AIM OF THE EXERCISE: Skip the pictures. Transcribe the rest of the data below without changing a word.

(Dataset excerpts)
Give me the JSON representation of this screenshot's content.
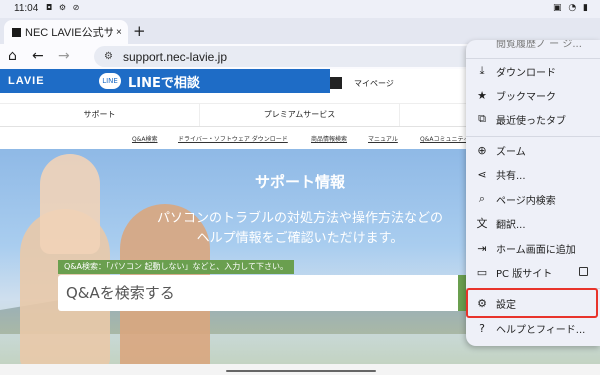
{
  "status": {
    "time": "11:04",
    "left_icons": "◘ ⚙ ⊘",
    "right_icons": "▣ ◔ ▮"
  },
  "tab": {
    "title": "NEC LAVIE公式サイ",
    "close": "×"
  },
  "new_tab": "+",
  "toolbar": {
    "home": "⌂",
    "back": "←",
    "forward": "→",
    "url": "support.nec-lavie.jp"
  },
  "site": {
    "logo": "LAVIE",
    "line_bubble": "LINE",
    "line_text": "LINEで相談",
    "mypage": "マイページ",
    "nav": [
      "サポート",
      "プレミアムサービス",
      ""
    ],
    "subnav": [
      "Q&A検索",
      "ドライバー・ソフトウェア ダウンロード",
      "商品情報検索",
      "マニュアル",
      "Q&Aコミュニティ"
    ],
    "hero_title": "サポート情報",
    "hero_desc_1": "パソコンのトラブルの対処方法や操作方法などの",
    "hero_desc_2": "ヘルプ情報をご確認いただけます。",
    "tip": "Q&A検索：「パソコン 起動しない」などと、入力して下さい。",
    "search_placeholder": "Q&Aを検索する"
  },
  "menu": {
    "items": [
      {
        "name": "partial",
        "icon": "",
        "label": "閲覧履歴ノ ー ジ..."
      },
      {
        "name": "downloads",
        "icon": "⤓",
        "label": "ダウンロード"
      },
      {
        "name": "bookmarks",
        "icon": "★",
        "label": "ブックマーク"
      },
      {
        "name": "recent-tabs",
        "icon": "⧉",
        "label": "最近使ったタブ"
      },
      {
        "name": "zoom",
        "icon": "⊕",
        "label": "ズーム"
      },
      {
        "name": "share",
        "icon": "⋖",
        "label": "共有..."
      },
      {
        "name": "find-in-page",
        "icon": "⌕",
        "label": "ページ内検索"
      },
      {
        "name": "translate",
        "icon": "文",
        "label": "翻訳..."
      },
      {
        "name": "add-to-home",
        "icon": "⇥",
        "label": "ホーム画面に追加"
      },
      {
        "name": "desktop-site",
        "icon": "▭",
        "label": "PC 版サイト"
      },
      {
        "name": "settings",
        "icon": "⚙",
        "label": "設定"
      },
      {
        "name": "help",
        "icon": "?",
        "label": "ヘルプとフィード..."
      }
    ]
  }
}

COMPLETED TASK:
Give me the JSON representation of this screenshot's content.
{
  "status": {
    "time": "11:04",
    "left_icons": "◘ ⚙ ⊘",
    "right_icons": "▣ ◔ ▮"
  },
  "tab": {
    "title": "NEC LAVIE公式サイ",
    "close": "×"
  },
  "new_tab": "+",
  "toolbar": {
    "home": "⌂",
    "back": "←",
    "forward": "→",
    "url": "support.nec-lavie.jp"
  },
  "site": {
    "logo": "LAVIE",
    "line_bubble": "LINE",
    "line_text": "LINEで相談",
    "mypage": "マイページ",
    "nav": [
      "サポート",
      "プレミアムサービス",
      ""
    ],
    "subnav": [
      "Q&A検索",
      "ドライバー・ソフトウェア ダウンロード",
      "商品情報検索",
      "マニュアル",
      "Q&Aコミュニティ"
    ],
    "hero_title": "サポート情報",
    "hero_desc_1": "パソコンのトラブルの対処方法や操作方法などの",
    "hero_desc_2": "ヘルプ情報をご確認いただけます。",
    "tip": "Q&A検索：「パソコン 起動しない」などと、入力して下さい。",
    "search_placeholder": "Q&Aを検索する"
  },
  "menu": {
    "items": [
      {
        "name": "partial",
        "icon": "",
        "label": "閲覧履歴ノ ー ジ..."
      },
      {
        "name": "downloads",
        "icon": "⤓",
        "label": "ダウンロード"
      },
      {
        "name": "bookmarks",
        "icon": "★",
        "label": "ブックマーク"
      },
      {
        "name": "recent-tabs",
        "icon": "⧉",
        "label": "最近使ったタブ"
      },
      {
        "name": "zoom",
        "icon": "⊕",
        "label": "ズーム"
      },
      {
        "name": "share",
        "icon": "⋖",
        "label": "共有..."
      },
      {
        "name": "find-in-page",
        "icon": "⌕",
        "label": "ページ内検索"
      },
      {
        "name": "translate",
        "icon": "文",
        "label": "翻訳..."
      },
      {
        "name": "add-to-home",
        "icon": "⇥",
        "label": "ホーム画面に追加"
      },
      {
        "name": "desktop-site",
        "icon": "▭",
        "label": "PC 版サイト"
      },
      {
        "name": "settings",
        "icon": "⚙",
        "label": "設定"
      },
      {
        "name": "help",
        "icon": "?",
        "label": "ヘルプとフィード..."
      }
    ]
  }
}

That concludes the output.